Stored data entries
__________

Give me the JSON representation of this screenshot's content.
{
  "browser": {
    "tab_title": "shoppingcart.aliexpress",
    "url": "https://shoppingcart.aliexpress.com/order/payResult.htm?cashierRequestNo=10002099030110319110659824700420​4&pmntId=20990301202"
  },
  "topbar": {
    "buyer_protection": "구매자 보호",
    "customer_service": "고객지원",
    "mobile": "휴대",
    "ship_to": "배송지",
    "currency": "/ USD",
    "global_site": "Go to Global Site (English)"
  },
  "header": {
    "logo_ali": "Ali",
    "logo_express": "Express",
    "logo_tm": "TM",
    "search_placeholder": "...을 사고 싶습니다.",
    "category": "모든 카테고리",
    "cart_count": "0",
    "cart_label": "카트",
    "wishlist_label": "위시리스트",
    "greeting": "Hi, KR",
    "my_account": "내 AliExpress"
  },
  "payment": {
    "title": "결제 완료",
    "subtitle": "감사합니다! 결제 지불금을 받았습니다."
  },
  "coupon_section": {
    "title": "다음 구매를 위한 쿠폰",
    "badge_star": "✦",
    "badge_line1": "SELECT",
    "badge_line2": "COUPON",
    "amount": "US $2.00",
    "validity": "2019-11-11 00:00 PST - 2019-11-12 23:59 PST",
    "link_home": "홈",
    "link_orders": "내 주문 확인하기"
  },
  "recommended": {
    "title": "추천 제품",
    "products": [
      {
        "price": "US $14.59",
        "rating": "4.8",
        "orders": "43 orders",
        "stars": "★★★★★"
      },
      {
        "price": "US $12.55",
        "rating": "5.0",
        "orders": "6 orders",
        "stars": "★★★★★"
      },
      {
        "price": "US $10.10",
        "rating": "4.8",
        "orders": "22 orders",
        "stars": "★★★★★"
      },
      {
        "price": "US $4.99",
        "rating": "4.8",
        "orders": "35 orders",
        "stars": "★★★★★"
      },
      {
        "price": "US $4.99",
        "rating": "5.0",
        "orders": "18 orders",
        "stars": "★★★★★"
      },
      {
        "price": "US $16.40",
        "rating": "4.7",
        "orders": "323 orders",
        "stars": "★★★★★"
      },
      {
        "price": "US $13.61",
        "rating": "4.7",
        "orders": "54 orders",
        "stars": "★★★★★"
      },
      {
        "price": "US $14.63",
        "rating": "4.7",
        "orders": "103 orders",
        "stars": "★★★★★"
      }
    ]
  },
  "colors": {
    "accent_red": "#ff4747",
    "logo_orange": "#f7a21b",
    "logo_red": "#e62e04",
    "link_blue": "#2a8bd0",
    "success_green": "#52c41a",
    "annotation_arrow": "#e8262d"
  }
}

__________

What you will do
Would you copy out each line exactly as written?

The reply
Give me the JSON representation of this screenshot's content.
{
  "browser": {
    "tab_title": "shoppingcart.aliexpress",
    "url": "https://shoppingcart.aliexpress.com/order/payResult.htm?cashierRequestNo=10002099030110319110659824700420​4&pmntId=20990301202"
  },
  "topbar": {
    "buyer_protection": "구매자 보호",
    "customer_service": "고객지원",
    "mobile": "휴대",
    "ship_to": "배송지",
    "currency": "/ USD",
    "global_site": "Go to Global Site (English)"
  },
  "header": {
    "logo_ali": "Ali",
    "logo_express": "Express",
    "logo_tm": "TM",
    "search_placeholder": "...을 사고 싶습니다.",
    "category": "모든 카테고리",
    "cart_count": "0",
    "cart_label": "카트",
    "wishlist_label": "위시리스트",
    "greeting": "Hi, KR",
    "my_account": "내 AliExpress"
  },
  "payment": {
    "title": "결제 완료",
    "subtitle": "감사합니다! 결제 지불금을 받았습니다."
  },
  "coupon_section": {
    "title": "다음 구매를 위한 쿠폰",
    "badge_star": "✦",
    "badge_line1": "SELECT",
    "badge_line2": "COUPON",
    "amount": "US $2.00",
    "validity": "2019-11-11 00:00 PST - 2019-11-12 23:59 PST",
    "link_home": "홈",
    "link_orders": "내 주문 확인하기"
  },
  "recommended": {
    "title": "추천 제품",
    "products": [
      {
        "price": "US $14.59",
        "rating": "4.8",
        "orders": "43 orders",
        "stars": "★★★★★"
      },
      {
        "price": "US $12.55",
        "rating": "5.0",
        "orders": "6 orders",
        "stars": "★★★★★"
      },
      {
        "price": "US $10.10",
        "rating": "4.8",
        "orders": "22 orders",
        "stars": "★★★★★"
      },
      {
        "price": "US $4.99",
        "rating": "4.8",
        "orders": "35 orders",
        "stars": "★★★★★"
      },
      {
        "price": "US $4.99",
        "rating": "5.0",
        "orders": "18 orders",
        "stars": "★★★★★"
      },
      {
        "price": "US $16.40",
        "rating": "4.7",
        "orders": "323 orders",
        "stars": "★★★★★"
      },
      {
        "price": "US $13.61",
        "rating": "4.7",
        "orders": "54 orders",
        "stars": "★★★★★"
      },
      {
        "price": "US $14.63",
        "rating": "4.7",
        "orders": "103 orders",
        "stars": "★★★★★"
      }
    ]
  },
  "colors": {
    "accent_red": "#ff4747",
    "logo_orange": "#f7a21b",
    "logo_red": "#e62e04",
    "link_blue": "#2a8bd0",
    "success_green": "#52c41a",
    "annotation_arrow": "#e8262d"
  }
}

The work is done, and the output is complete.